▶ [Saved entries]
━━━

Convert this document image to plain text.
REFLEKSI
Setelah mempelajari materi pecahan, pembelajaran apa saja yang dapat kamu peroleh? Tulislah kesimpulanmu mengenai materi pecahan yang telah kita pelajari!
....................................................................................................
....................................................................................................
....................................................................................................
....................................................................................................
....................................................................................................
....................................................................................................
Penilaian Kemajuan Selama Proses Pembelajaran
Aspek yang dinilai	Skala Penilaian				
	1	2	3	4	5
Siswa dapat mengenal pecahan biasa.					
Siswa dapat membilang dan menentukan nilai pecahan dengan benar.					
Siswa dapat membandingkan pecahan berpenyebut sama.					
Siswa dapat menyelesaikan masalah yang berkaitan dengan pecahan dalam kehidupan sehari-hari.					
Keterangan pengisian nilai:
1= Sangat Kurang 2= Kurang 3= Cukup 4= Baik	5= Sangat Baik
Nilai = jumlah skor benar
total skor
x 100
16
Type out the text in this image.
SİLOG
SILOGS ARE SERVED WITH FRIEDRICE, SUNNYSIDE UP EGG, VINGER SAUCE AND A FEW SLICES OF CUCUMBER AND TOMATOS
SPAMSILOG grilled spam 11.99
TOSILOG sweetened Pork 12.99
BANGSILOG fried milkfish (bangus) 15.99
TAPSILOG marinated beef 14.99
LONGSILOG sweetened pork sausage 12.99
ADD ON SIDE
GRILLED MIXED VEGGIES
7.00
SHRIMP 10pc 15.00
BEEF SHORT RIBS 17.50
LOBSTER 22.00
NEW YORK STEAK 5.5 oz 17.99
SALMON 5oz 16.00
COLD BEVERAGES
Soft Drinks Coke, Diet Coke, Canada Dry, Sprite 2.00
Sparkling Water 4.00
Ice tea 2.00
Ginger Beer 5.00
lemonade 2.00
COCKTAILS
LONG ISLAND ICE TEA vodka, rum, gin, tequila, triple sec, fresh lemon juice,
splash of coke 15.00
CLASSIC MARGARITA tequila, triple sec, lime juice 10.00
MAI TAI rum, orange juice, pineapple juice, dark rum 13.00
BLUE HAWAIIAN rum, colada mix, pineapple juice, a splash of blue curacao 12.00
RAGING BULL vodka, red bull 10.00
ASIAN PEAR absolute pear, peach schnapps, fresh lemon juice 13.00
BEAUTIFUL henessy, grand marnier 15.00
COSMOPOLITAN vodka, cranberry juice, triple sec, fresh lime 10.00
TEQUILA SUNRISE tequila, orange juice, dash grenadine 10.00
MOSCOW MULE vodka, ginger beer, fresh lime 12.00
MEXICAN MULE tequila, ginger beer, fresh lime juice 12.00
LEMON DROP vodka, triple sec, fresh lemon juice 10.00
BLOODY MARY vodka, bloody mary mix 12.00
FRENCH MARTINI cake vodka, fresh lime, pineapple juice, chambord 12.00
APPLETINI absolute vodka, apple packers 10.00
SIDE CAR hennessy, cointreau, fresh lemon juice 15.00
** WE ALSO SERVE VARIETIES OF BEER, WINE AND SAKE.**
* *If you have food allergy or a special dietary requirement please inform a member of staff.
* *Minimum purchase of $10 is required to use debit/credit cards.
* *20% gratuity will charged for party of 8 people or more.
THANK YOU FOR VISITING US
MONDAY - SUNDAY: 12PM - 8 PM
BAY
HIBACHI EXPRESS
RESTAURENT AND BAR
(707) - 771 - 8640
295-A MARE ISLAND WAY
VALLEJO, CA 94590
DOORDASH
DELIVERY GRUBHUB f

━━━

Reproduce each line of the material above precisely.

▶ [Exercise solution]
Convert this document image to plain text.
REFLEKSI
Setelah mempelajari materi pecahan, pembelajaran apa saja yang dapat kamu peroleh? Tulislah kesimpulanmu mengenai materi pecahan yang telah kita pelajari!
....................................................................................................
....................................................................................................
....................................................................................................
....................................................................................................
....................................................................................................
....................................................................................................
Penilaian Kemajuan Selama Proses Pembelajaran
Aspek yang dinilai	Skala Penilaian				
	1	2	3	4	5
Siswa dapat mengenal pecahan biasa.					
Siswa dapat membilang dan menentukan nilai pecahan dengan benar.					
Siswa dapat membandingkan pecahan berpenyebut sama.					
Siswa dapat menyelesaikan masalah yang berkaitan dengan pecahan dalam kehidupan sehari-hari.					
Keterangan pengisian nilai:
1= Sangat Kurang 2= Kurang 3= Cukup 4= Baik	5= Sangat Baik
Nilai = jumlah skor benar
total skor
x 100
16
Type out the text in this image.
SİLOG
SILOGS ARE SERVED WITH FRIEDRICE, SUNNYSIDE UP EGG, VINGER SAUCE AND A FEW SLICES OF CUCUMBER AND TOMATOS
SPAMSILOG grilled spam 11.99
TOSILOG sweetened Pork 12.99
BANGSILOG fried milkfish (bangus) 15.99
TAPSILOG marinated beef 14.99
LONGSILOG sweetened pork sausage 12.99
ADD ON SIDE
GRILLED MIXED VEGGIES
7.00
SHRIMP 10pc 15.00
BEEF SHORT RIBS 17.50
LOBSTER 22.00
NEW YORK STEAK 5.5 oz 17.99
SALMON 5oz 16.00
COLD BEVERAGES
Soft Drinks Coke, Diet Coke, Canada Dry, Sprite 2.00
Sparkling Water 4.00
Ice tea 2.00
Ginger Beer 5.00
lemonade 2.00
COCKTAILS
LONG ISLAND ICE TEA vodka, rum, gin, tequila, triple sec, fresh lemon juice,
splash of coke 15.00
CLASSIC MARGARITA tequila, triple sec, lime juice 10.00
MAI TAI rum, orange juice, pineapple juice, dark rum 13.00
BLUE HAWAIIAN rum, colada mix, pineapple juice, a splash of blue curacao 12.00
RAGING BULL vodka, red bull 10.00
ASIAN PEAR absolute pear, peach schnapps, fresh lemon juice 13.00
BEAUTIFUL henessy, grand marnier 15.00
COSMOPOLITAN vodka, cranberry juice, triple sec, fresh lime 10.00
TEQUILA SUNRISE tequila, orange juice, dash grenadine 10.00
MOSCOW MULE vodka, ginger beer, fresh lime 12.00
MEXICAN MULE tequila, ginger beer, fresh lime juice 12.00
LEMON DROP vodka, triple sec, fresh lemon juice 10.00
BLOODY MARY vodka, bloody mary mix 12.00
FRENCH MARTINI cake vodka, fresh lime, pineapple juice, chambord 12.00
APPLETINI absolute vodka, apple packers 10.00
SIDE CAR hennessy, cointreau, fresh lemon juice 15.00
** WE ALSO SERVE VARIETIES OF BEER, WINE AND SAKE.**
* *If you have food allergy or a special dietary requirement please inform a member of staff.
* *Minimum purchase of $10 is required to use debit/credit cards.
* *20% gratuity will charged for party of 8 people or more.
THANK YOU FOR VISITING US
MONDAY - SUNDAY: 12PM - 8 PM
BAY
HIBACHI EXPRESS
RESTAURENT AND BAR
(707) - 771 - 8640
295-A MARE ISLAND WAY
VALLEJO, CA 94590
DOORDASH
DELIVERY GRUBHUB f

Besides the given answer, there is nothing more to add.